> [DIRECTIVE]
Scan the records for the string "title"; copy each line where it occurs.

> [SUPPLIED RECORDS]
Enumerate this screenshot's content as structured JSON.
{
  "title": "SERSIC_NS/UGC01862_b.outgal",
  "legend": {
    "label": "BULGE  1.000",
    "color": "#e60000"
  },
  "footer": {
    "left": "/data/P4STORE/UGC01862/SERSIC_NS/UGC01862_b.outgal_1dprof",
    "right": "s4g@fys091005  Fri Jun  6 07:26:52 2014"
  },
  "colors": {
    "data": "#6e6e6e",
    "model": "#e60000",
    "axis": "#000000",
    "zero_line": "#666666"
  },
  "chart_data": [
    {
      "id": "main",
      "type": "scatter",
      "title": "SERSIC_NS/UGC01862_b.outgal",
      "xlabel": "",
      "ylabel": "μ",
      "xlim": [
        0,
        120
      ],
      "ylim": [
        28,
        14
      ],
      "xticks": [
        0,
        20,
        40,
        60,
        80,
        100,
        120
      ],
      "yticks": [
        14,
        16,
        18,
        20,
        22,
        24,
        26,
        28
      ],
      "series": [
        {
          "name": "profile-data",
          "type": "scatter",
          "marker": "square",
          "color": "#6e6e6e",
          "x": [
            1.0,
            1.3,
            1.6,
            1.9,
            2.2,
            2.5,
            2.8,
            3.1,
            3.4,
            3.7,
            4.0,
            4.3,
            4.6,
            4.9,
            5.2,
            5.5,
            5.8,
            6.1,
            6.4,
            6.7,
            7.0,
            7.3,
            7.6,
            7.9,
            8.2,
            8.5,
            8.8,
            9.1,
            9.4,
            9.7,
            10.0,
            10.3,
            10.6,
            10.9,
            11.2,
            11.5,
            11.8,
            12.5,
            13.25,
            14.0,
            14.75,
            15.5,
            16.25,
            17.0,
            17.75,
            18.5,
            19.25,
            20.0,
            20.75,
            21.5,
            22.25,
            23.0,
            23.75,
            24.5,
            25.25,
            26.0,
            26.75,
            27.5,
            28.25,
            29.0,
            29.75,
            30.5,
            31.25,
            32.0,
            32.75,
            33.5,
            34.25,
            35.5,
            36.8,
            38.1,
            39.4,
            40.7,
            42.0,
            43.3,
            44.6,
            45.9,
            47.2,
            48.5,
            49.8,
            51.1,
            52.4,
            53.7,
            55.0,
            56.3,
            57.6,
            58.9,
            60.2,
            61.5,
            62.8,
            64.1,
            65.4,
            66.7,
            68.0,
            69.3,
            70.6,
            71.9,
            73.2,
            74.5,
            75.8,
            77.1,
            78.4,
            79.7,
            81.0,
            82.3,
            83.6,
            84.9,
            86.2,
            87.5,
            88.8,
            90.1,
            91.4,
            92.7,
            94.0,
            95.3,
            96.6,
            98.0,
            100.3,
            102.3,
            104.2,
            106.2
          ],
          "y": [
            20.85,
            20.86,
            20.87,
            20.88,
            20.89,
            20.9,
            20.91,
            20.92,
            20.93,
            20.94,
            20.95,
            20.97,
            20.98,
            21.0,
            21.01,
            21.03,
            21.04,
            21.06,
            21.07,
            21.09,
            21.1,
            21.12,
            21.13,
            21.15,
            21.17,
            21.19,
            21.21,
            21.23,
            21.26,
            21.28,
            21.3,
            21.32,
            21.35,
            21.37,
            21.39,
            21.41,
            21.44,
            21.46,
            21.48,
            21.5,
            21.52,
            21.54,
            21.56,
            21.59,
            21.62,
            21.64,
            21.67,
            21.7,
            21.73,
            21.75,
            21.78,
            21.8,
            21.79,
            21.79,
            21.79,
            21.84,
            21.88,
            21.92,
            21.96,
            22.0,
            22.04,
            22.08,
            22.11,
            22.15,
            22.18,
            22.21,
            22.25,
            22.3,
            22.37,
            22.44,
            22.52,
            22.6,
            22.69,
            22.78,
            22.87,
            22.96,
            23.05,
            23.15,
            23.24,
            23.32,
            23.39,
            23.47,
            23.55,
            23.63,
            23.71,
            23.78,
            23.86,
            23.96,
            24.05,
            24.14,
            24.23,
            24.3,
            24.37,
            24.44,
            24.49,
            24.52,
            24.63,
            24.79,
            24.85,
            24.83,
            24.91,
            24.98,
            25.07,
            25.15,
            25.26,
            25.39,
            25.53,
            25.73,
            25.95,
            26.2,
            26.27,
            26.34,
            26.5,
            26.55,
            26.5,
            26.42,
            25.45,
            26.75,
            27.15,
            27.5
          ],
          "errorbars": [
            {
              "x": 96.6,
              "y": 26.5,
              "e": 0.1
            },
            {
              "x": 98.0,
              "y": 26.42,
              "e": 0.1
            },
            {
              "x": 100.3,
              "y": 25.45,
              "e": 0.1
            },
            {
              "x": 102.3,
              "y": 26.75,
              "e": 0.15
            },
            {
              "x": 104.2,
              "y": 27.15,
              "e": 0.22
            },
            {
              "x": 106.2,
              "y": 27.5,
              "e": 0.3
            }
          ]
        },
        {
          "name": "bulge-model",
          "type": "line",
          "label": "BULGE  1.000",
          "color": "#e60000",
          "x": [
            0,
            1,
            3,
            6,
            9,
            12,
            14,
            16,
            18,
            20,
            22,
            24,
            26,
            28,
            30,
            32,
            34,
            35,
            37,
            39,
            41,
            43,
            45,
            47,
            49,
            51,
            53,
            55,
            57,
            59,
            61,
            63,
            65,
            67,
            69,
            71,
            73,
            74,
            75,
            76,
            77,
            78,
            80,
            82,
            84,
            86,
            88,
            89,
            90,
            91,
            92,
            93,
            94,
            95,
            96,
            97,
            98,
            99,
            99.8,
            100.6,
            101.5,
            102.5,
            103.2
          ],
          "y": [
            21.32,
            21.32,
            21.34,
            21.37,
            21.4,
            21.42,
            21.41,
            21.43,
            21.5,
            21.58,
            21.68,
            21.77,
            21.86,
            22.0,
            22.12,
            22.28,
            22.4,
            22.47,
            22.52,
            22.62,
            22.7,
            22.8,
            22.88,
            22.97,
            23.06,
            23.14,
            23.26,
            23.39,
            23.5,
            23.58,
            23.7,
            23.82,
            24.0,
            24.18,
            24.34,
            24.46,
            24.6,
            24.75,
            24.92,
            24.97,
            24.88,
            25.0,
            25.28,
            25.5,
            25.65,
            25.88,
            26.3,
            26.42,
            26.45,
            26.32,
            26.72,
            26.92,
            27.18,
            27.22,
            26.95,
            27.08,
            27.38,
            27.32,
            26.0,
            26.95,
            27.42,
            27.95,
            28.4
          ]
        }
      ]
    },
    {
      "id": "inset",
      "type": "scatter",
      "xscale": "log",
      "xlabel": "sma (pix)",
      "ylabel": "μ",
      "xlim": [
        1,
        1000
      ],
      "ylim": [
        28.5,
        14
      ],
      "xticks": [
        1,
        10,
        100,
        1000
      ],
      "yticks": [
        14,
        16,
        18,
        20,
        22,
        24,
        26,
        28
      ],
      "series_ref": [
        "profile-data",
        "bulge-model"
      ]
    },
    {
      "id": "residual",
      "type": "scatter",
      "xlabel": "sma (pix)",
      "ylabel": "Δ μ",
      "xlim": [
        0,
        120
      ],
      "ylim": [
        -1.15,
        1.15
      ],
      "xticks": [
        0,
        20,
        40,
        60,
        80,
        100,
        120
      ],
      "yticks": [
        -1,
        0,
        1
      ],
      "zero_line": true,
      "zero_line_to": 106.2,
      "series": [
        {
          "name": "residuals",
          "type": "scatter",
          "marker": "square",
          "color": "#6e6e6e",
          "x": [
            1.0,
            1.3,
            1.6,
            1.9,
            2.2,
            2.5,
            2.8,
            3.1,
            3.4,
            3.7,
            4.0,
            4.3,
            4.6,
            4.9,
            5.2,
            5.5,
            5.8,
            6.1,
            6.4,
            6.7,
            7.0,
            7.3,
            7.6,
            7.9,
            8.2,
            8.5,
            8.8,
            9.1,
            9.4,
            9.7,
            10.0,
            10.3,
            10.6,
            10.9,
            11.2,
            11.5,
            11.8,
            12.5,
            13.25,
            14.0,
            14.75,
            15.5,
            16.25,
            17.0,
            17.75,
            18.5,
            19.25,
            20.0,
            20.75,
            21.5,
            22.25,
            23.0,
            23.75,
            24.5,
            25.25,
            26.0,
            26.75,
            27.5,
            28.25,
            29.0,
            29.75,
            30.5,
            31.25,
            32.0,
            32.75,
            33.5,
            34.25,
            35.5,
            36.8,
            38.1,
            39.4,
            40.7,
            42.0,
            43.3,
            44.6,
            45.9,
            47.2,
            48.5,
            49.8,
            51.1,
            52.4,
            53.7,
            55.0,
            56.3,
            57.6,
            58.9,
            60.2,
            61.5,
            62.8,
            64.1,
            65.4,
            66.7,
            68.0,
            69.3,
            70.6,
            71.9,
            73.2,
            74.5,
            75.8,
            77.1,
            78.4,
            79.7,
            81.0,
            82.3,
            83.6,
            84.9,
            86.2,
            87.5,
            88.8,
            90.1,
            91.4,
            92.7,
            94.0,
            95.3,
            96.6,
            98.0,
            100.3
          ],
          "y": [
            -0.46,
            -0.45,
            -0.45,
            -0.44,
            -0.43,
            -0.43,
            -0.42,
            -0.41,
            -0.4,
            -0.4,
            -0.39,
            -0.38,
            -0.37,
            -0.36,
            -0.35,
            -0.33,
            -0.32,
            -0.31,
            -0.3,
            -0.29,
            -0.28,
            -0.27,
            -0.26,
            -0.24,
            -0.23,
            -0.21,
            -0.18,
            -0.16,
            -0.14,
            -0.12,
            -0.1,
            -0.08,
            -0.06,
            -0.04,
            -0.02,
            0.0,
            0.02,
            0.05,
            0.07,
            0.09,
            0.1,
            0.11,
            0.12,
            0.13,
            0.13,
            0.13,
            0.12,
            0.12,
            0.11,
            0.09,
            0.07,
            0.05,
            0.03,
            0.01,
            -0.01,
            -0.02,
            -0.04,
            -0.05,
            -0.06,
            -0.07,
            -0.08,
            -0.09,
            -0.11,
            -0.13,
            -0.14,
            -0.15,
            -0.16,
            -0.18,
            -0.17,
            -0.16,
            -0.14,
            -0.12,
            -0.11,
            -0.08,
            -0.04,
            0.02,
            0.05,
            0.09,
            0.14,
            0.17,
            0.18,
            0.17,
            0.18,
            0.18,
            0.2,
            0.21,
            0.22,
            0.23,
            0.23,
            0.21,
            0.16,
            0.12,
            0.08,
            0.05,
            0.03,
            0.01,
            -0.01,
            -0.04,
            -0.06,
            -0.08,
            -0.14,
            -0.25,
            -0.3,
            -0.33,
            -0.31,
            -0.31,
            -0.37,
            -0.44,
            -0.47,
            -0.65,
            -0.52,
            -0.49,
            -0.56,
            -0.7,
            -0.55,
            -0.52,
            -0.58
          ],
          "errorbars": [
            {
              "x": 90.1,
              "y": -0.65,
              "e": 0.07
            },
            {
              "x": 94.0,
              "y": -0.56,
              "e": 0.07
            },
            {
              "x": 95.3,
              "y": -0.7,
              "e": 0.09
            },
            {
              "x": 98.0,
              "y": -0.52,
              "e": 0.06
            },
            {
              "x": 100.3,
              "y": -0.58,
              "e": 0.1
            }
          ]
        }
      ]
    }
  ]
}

> [RIGHT ANSWER]
  "title": "SERSIC_NS/UGC01862_b.outgal",
      "title": "SERSIC_NS/UGC01862_b.outgal",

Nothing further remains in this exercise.